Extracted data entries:
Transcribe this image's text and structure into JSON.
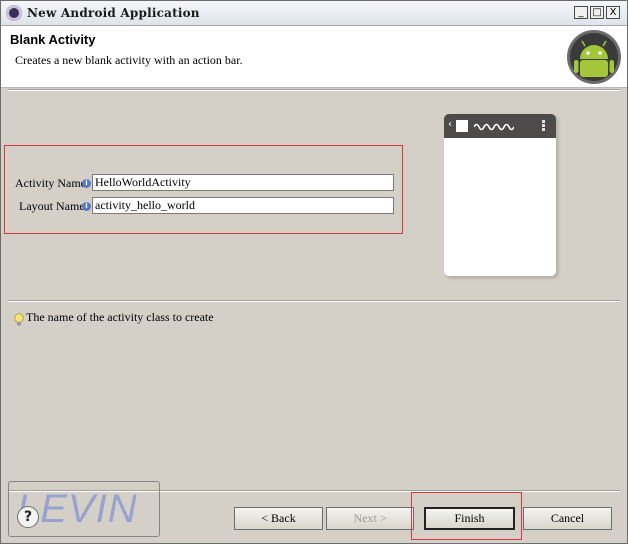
{
  "window": {
    "title": "New Android Application",
    "min_label": "_",
    "max_label": "□",
    "close_label": "X"
  },
  "header": {
    "title": "Blank Activity",
    "description": "Creates a new blank activity with an action bar."
  },
  "form": {
    "activity_name_label": "Activity Name",
    "activity_name_value": "HelloWorldActivity",
    "layout_name_label": "Layout Name",
    "layout_name_value": "activity_hello_world",
    "info_glyph": "i"
  },
  "hint": {
    "text": "The name of the activity class to create"
  },
  "footer": {
    "help_glyph": "?",
    "watermark": "LEVIN",
    "back_label": "< Back",
    "next_label": "Next >",
    "finish_label": "Finish",
    "cancel_label": "Cancel"
  },
  "colors": {
    "dialog_background": "#d4d0c8",
    "highlight_red": "#d7373f",
    "android_green": "#a4c639",
    "phone_bar": "#4d4b49"
  },
  "icons": {
    "app": "eclipse-icon",
    "logo": "android-logo-icon",
    "hint": "lightbulb-icon",
    "help": "help-icon"
  }
}
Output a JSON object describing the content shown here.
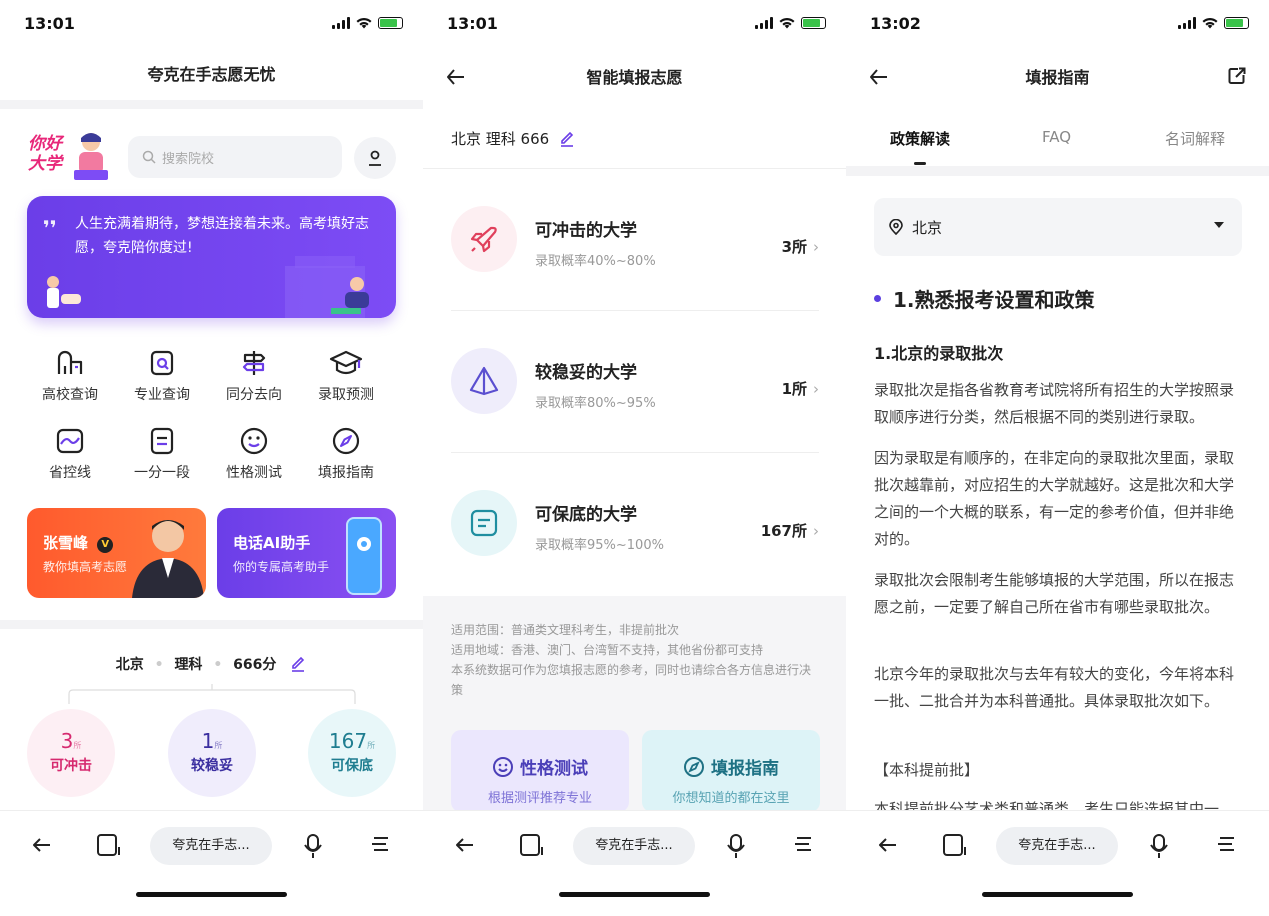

■ **DIRECTIONS FOR THIS TASK**:
Pick out every line of the listing containing the word "title", and show those lines.

■ **RESULT OF THIS EXERCISE**:
    "title": "New Android Application",
    "title": "Blank Activity",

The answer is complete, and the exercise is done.